◆ **Written instruction**
Look for the string "likes" in the lines and copy each line that has it.
━━━━━━━━━━━━━━━━━━━━━━━━━━━━━━
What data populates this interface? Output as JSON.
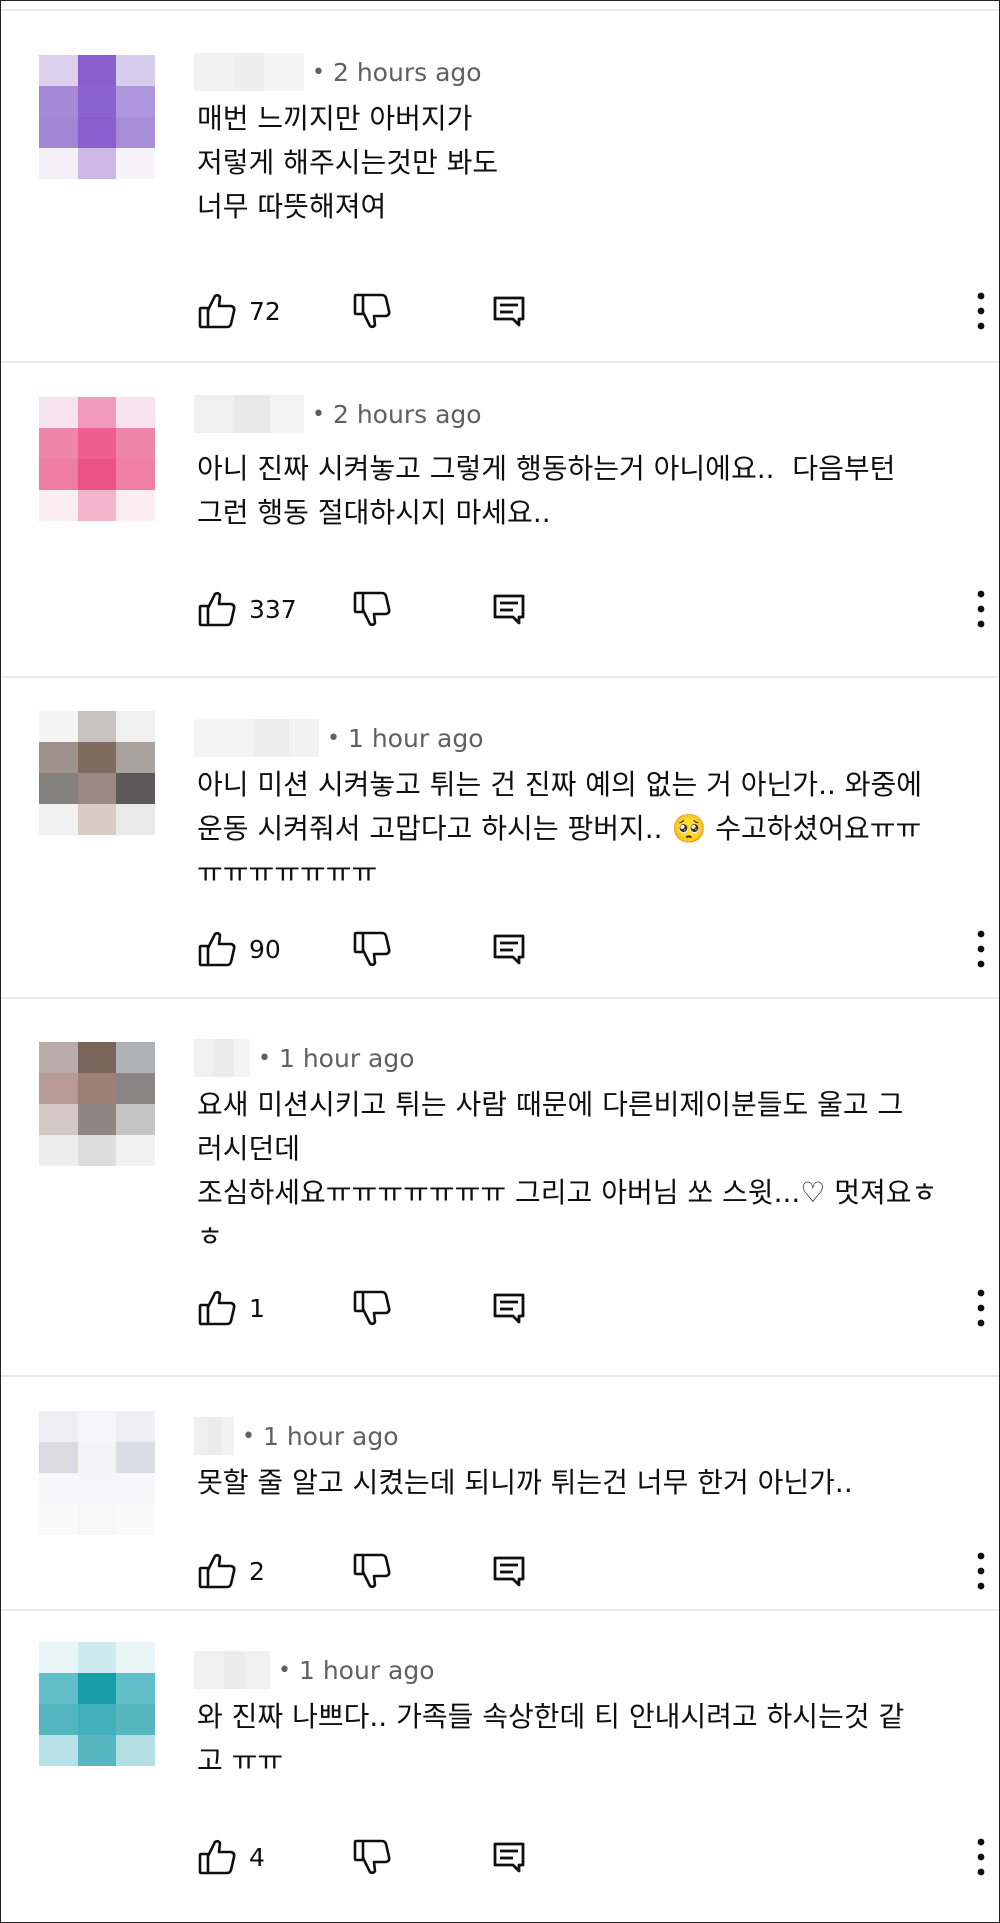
{
  "comments": [
    {
      "time": "2 hours ago",
      "text": "매번 느끼지만 아버지가\n저렇게 해주시는것만 봐도\n너무 따뜻해져여",
      "likes": "72",
      "avatar": [
        "#ddd0ef",
        "#8b5fcb",
        "#d7cdec",
        "#a689d9",
        "#8c62cf",
        "#ae95dd",
        "#a286d5",
        "#8a5ecc",
        "#a88ed8",
        "#f4f0f8",
        "#ccb8e6",
        "#f6f3f9"
      ],
      "name_blur": [
        "#f2f2f2",
        "#eeeeee",
        "#f4f4f4"
      ]
    },
    {
      "time": "2 hours ago",
      "text": "아니 진짜 시켜놓고 그렇게 행동하는거 아니에요..  다음부턴\n그런 행동 절대하시지 마세요..",
      "likes": "337",
      "avatar": [
        "#f8e4ee",
        "#f199b9",
        "#f8e3ed",
        "#ef85a9",
        "#ed5f8e",
        "#ef86aa",
        "#ef7ca3",
        "#ea5386",
        "#f07ea5",
        "#fbeef3",
        "#f4b5cc",
        "#fbecf2"
      ],
      "name_blur": [
        "#f0f0f0",
        "#e8e8e8",
        "#f3f3f3"
      ]
    },
    {
      "time": "1 hour ago",
      "text": "아니 미션 시켜놓고 튀는 건 진짜 예의 없는 거 아닌가.. 와중에\n운동 시켜줘서 고맙다고 하시는 팡버지.. 🥺 수고하셨어요ㅠㅠ\nㅠㅠㅠㅠㅠㅠㅠ",
      "likes": "90",
      "avatar": [
        "#f5f5f5",
        "#c7c1bf",
        "#f0f0f0",
        "#9f928c",
        "#7e6c61",
        "#aaa29d",
        "#838080",
        "#9a8a83",
        "#5d595a",
        "#f1f1f1",
        "#d8cbc3",
        "#ebeaea"
      ],
      "name_blur": [
        "#f4f4f4",
        "#eeeeee",
        "#f2f2f2"
      ]
    },
    {
      "time": "1 hour ago",
      "text": "요새 미션시키고 튀는 사람 때문에 다른비제이분들도 울고 그\n러시던데\n조심하세요ㅠㅠㅠㅠㅠㅠㅠ 그리고 아버님 쏘 스윗...♡ 멋져요ㅎ\nㅎ",
      "likes": "1",
      "avatar": [
        "#b9adac",
        "#786459",
        "#afb2b5",
        "#b89a94",
        "#9e8174",
        "#888584",
        "#d4c9c8",
        "#8f8682",
        "#c5c4c4",
        "#eeeeee",
        "#dddddd",
        "#f1f1f1"
      ],
      "name_blur": [
        "#f1f1f1",
        "#ebebeb",
        "#f5f5f5"
      ]
    },
    {
      "time": "1 hour ago",
      "text": "못할 줄 알고 시켰는데 되니까 튀는건 너무 한거 아닌가..",
      "likes": "2",
      "avatar": [
        "#efeff3",
        "#f6f6f8",
        "#efeff3",
        "#dbdae3",
        "#f3f3f6",
        "#dcdce6",
        "#f7f7f9",
        "#f6f6f8",
        "#f7f7fa",
        "#fafafa",
        "#f8f8f8",
        "#fafafa"
      ],
      "name_blur": [
        "#efefef",
        "#eaeaea",
        "#f2f2f2"
      ]
    },
    {
      "time": "1 hour ago",
      "text": "와 진짜 나쁘다.. 가족들 속상한데 티 안내시려고 하시는것 같\n고 ㅠㅠ",
      "likes": "4",
      "avatar": [
        "#e8f6f7",
        "#cbebef",
        "#e9f6f7",
        "#62bec8",
        "#169da7",
        "#62bfc9",
        "#52b5bf",
        "#41b0ba",
        "#56b7c1",
        "#b8e2e7",
        "#57b7c1",
        "#b4e0e5"
      ],
      "name_blur": [
        "#f1f1f1",
        "#ebebeb",
        "#f1f1f1"
      ]
    }
  ],
  "icons": {
    "like": "thumbs-up-icon",
    "dislike": "thumbs-down-icon",
    "reply": "reply-comment-icon",
    "more": "more-vertical-icon"
  }
}
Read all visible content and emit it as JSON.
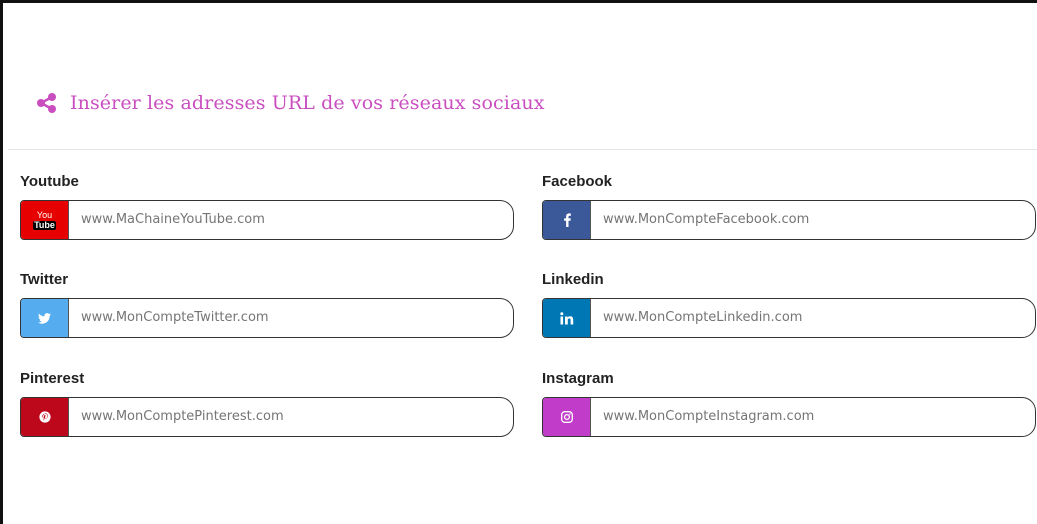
{
  "header": {
    "title": "Insérer les adresses URL de vos réseaux sociaux",
    "icon": "share-icon",
    "title_color": "#c94ec0"
  },
  "fields": {
    "youtube": {
      "label": "Youtube",
      "placeholder": "www.MaChaineYouTube.com",
      "badge_color": "#e60000",
      "icon": "youtube-icon",
      "icon_text_top": "You",
      "icon_text_bottom": "Tube"
    },
    "facebook": {
      "label": "Facebook",
      "placeholder": "www.MonCompteFacebook.com",
      "badge_color": "#3b5998",
      "icon": "facebook-icon"
    },
    "twitter": {
      "label": "Twitter",
      "placeholder": "www.MonCompteTwitter.com",
      "badge_color": "#55acee",
      "icon": "twitter-icon"
    },
    "linkedin": {
      "label": "Linkedin",
      "placeholder": "www.MonCompteLinkedin.com",
      "badge_color": "#0077b5",
      "icon": "linkedin-icon"
    },
    "pinterest": {
      "label": "Pinterest",
      "placeholder": "www.MonComptePinterest.com",
      "badge_color": "#bd081c",
      "icon": "pinterest-icon"
    },
    "instagram": {
      "label": "Instagram",
      "placeholder": "www.MonCompteInstagram.com",
      "badge_color": "#c13cc8",
      "icon": "instagram-icon"
    }
  }
}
━━━━━━━━━━━━━━━━━━━━━━━━━━━━━━
◆ **Written answer**
      "likes": "72",
      "likes": "337",
      "likes": "90",
      "likes": "1",
      "likes": "2",
      "likes": "4",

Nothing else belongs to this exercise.